-- Begin DATASET RECORDS --

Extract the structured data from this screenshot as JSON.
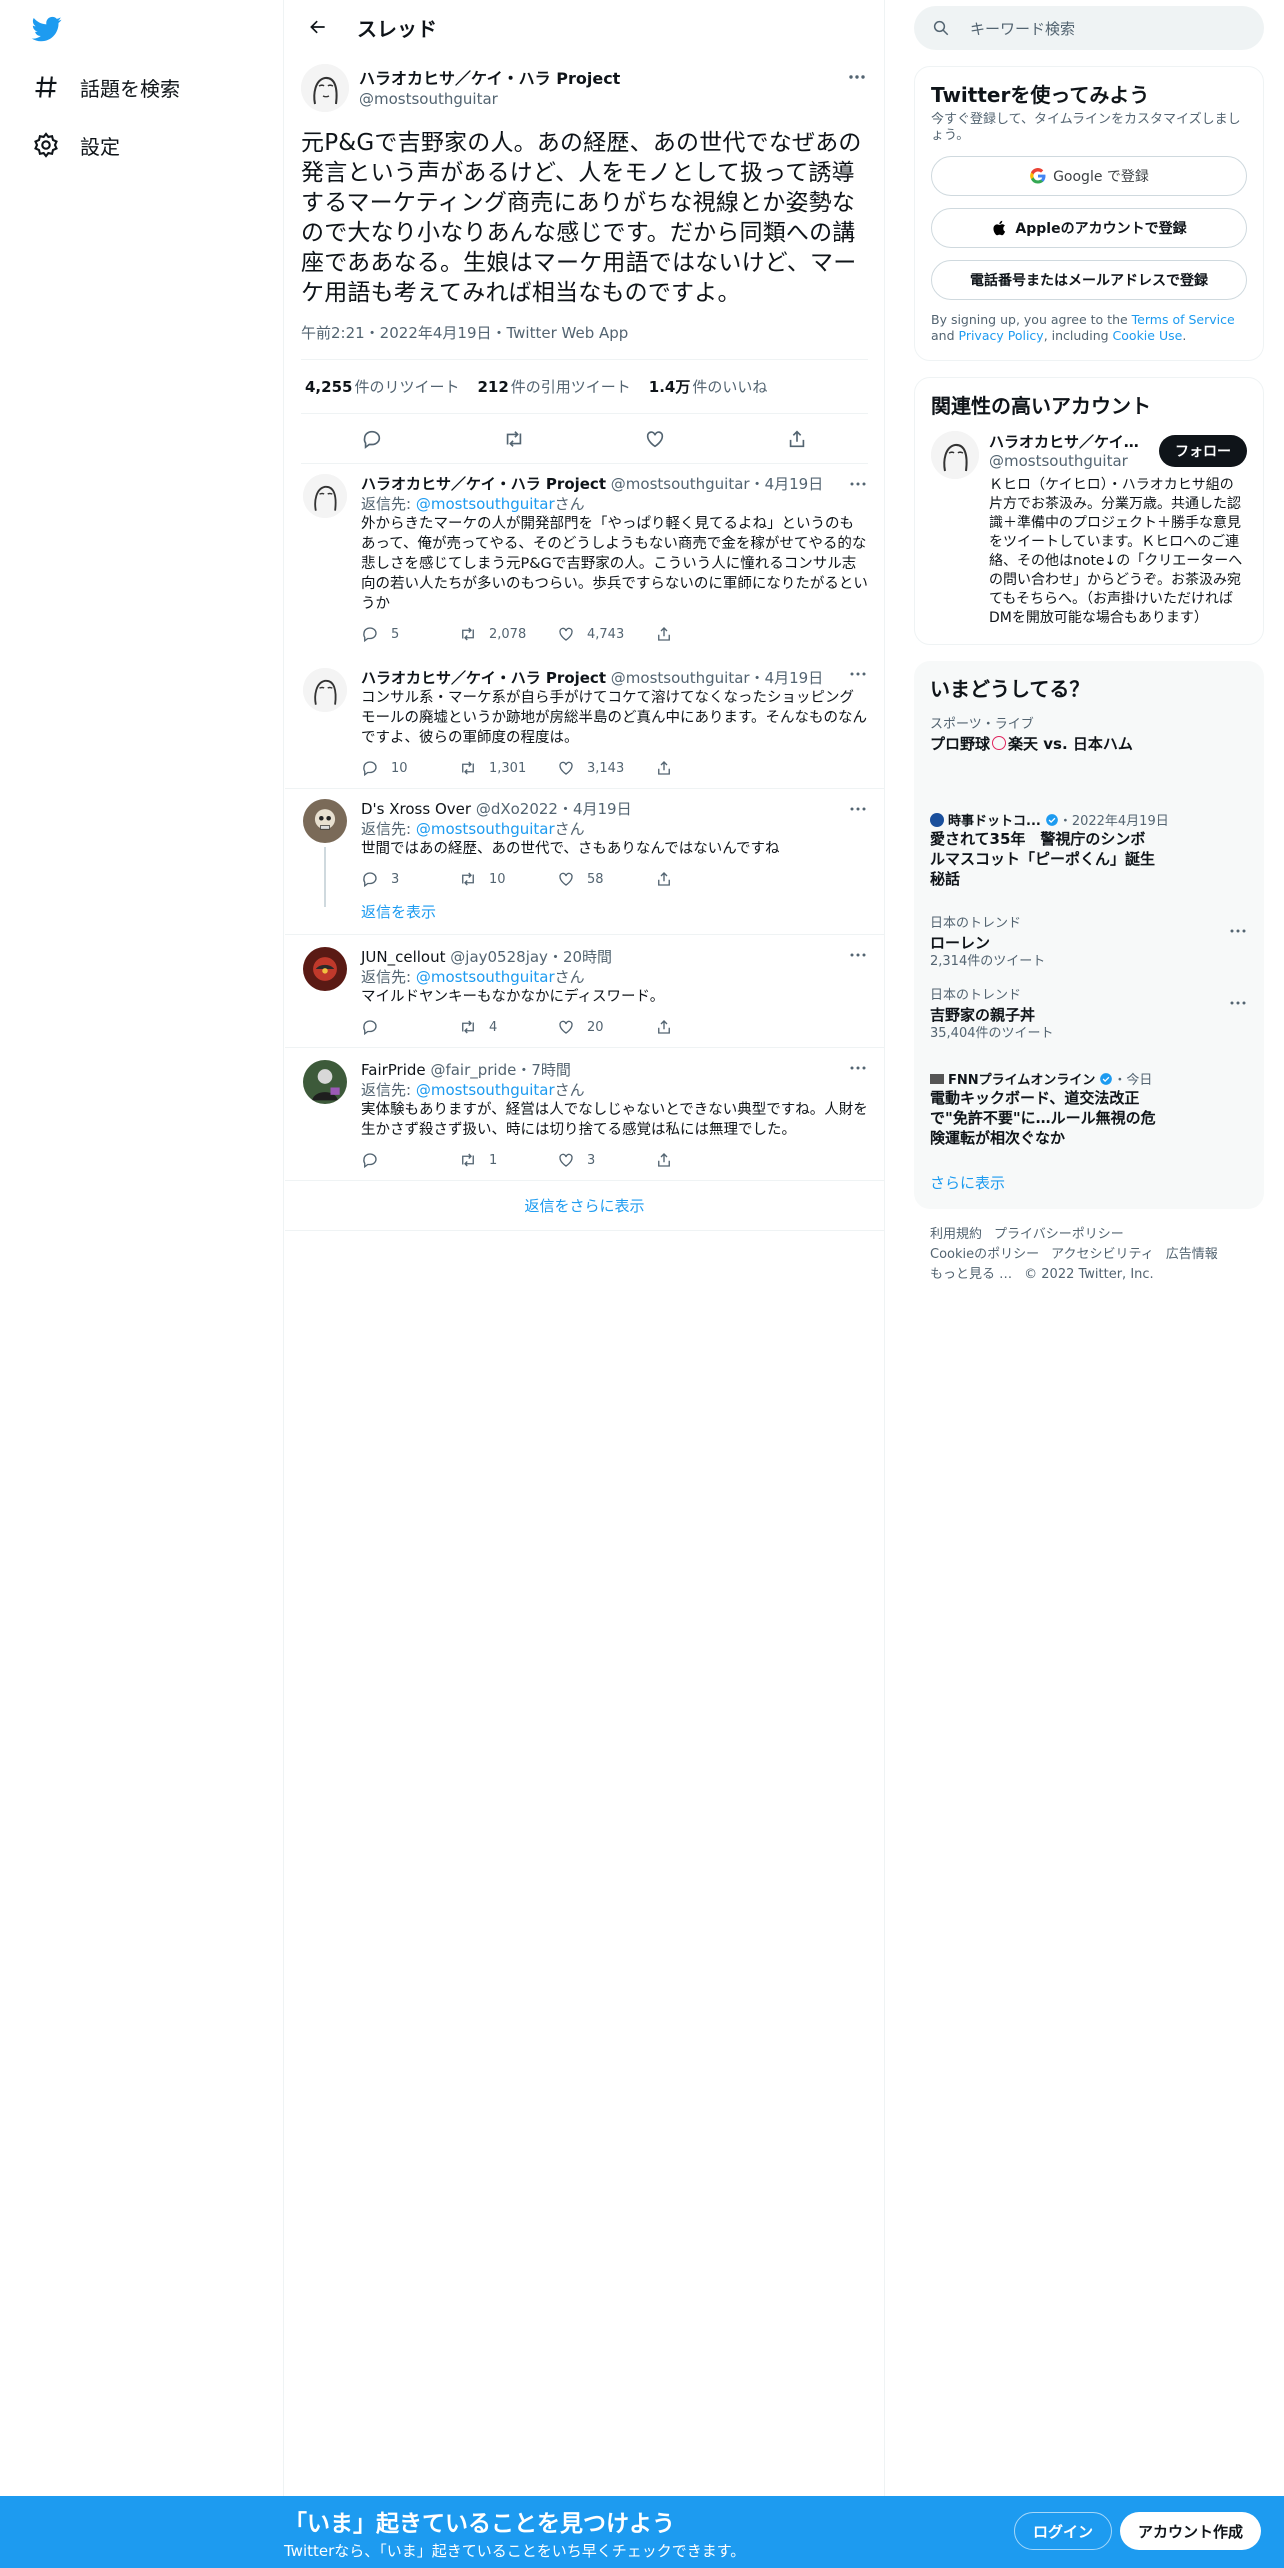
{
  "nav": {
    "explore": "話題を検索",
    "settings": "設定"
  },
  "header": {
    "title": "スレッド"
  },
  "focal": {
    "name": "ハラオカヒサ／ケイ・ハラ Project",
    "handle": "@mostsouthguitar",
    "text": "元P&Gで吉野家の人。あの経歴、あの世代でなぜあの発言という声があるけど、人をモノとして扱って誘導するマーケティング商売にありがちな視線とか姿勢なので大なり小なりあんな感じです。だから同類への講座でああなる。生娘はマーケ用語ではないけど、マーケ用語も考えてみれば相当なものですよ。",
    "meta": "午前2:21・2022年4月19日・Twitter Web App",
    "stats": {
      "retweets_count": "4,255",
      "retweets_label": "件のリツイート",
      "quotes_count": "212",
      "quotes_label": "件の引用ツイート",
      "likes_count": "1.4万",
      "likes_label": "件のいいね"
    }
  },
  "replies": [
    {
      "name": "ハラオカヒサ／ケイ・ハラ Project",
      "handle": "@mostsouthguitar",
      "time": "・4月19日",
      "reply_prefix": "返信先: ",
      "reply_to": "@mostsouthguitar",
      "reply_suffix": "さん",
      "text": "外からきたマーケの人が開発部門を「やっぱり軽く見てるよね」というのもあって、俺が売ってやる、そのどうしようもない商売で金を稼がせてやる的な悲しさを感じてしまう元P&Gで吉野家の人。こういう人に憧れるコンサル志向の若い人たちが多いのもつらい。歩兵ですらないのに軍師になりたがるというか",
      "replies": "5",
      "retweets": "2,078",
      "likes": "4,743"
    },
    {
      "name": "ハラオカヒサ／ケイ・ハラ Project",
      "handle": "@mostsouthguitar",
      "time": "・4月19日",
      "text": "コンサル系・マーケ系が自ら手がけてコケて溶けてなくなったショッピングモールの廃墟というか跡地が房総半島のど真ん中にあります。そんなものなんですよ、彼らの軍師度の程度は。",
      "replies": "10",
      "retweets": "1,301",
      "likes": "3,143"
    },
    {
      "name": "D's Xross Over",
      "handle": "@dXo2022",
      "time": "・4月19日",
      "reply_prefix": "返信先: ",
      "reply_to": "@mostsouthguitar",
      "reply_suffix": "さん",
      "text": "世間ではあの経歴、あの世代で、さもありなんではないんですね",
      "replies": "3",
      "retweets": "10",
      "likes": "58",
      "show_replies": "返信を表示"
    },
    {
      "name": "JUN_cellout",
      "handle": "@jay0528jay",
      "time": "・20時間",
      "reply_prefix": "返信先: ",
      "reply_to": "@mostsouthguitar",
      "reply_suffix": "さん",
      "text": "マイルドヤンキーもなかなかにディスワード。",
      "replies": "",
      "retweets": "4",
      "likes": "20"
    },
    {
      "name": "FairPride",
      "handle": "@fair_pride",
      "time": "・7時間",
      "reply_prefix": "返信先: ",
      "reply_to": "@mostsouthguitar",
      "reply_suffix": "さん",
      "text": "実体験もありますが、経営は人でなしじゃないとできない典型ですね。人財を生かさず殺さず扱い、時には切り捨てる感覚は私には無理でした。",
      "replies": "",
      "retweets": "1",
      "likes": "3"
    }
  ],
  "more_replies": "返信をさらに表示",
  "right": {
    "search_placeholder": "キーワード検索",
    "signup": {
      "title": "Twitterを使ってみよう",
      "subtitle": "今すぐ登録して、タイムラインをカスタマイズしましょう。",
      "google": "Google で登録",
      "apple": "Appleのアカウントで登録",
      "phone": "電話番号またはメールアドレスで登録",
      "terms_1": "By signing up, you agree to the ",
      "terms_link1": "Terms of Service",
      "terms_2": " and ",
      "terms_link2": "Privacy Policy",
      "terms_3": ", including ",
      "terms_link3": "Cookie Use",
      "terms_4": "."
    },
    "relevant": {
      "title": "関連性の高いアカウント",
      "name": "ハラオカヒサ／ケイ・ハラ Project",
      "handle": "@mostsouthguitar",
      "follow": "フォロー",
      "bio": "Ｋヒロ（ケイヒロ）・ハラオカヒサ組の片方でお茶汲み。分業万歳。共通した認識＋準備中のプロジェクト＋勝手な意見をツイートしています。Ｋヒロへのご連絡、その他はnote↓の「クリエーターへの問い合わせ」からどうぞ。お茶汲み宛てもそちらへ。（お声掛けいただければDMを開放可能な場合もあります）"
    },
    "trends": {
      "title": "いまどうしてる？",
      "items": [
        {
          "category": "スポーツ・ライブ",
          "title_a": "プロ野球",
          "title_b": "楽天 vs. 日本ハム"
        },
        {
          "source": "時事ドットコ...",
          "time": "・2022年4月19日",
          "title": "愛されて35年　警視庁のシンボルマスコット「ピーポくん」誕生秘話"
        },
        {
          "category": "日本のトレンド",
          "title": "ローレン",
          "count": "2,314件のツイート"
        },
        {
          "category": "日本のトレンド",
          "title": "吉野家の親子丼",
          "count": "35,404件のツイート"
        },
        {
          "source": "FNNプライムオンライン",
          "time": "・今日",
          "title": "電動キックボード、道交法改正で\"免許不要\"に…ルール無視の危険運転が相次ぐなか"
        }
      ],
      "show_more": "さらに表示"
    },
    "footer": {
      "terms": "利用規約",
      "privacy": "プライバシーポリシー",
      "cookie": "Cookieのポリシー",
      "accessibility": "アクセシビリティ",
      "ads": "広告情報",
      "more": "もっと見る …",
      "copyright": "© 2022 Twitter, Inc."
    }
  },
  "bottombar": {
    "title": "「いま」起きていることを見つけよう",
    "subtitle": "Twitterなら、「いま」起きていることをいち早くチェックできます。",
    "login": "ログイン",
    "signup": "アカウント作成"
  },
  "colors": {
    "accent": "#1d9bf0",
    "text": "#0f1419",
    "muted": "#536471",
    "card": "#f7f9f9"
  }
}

-- End DATASET RECORDS --
-- Begin DATASET RECORDS --

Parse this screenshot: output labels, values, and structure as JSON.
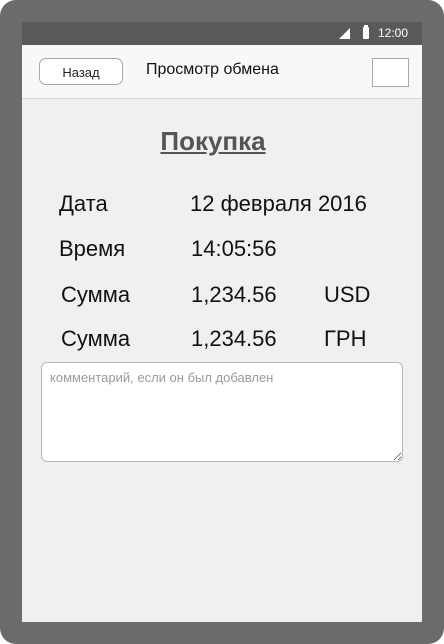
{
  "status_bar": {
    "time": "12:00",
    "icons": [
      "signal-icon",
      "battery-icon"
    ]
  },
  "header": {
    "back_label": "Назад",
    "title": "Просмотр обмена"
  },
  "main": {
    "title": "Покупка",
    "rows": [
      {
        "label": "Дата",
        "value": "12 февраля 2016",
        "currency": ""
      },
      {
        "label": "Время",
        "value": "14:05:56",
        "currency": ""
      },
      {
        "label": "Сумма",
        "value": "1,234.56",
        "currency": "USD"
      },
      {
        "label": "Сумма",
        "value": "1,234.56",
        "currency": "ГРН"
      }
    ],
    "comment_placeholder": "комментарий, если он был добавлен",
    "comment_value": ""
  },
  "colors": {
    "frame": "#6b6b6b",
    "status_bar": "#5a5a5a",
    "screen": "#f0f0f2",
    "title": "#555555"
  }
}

-- End DATASET RECORDS --
-- Begin DATASET RECORDS --

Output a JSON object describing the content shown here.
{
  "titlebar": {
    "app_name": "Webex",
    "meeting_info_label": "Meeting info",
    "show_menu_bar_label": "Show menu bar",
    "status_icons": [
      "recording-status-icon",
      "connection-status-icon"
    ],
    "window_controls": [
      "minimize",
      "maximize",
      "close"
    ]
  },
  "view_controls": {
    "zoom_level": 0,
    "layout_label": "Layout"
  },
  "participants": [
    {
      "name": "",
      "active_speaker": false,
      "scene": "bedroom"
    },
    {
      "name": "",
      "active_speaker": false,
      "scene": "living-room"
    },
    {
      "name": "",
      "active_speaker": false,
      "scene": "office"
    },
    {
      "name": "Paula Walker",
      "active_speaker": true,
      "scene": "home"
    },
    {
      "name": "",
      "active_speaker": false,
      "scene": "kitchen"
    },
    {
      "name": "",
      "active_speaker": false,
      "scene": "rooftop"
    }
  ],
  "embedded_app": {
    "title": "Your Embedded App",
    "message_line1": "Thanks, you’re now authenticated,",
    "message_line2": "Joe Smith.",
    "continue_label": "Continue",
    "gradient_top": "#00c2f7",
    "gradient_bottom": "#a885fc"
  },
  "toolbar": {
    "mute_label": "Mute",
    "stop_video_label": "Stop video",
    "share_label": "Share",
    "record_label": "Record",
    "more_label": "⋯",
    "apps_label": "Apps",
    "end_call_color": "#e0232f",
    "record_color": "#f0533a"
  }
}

-- End DATASET RECORDS --

TASK BRIEF:
In the entries above, identify every line with the word "source". Copy those lines.

EXERCISE ANSWER:
          "source": "時事ドットコ...",
          "source": "FNNプライムオンライン",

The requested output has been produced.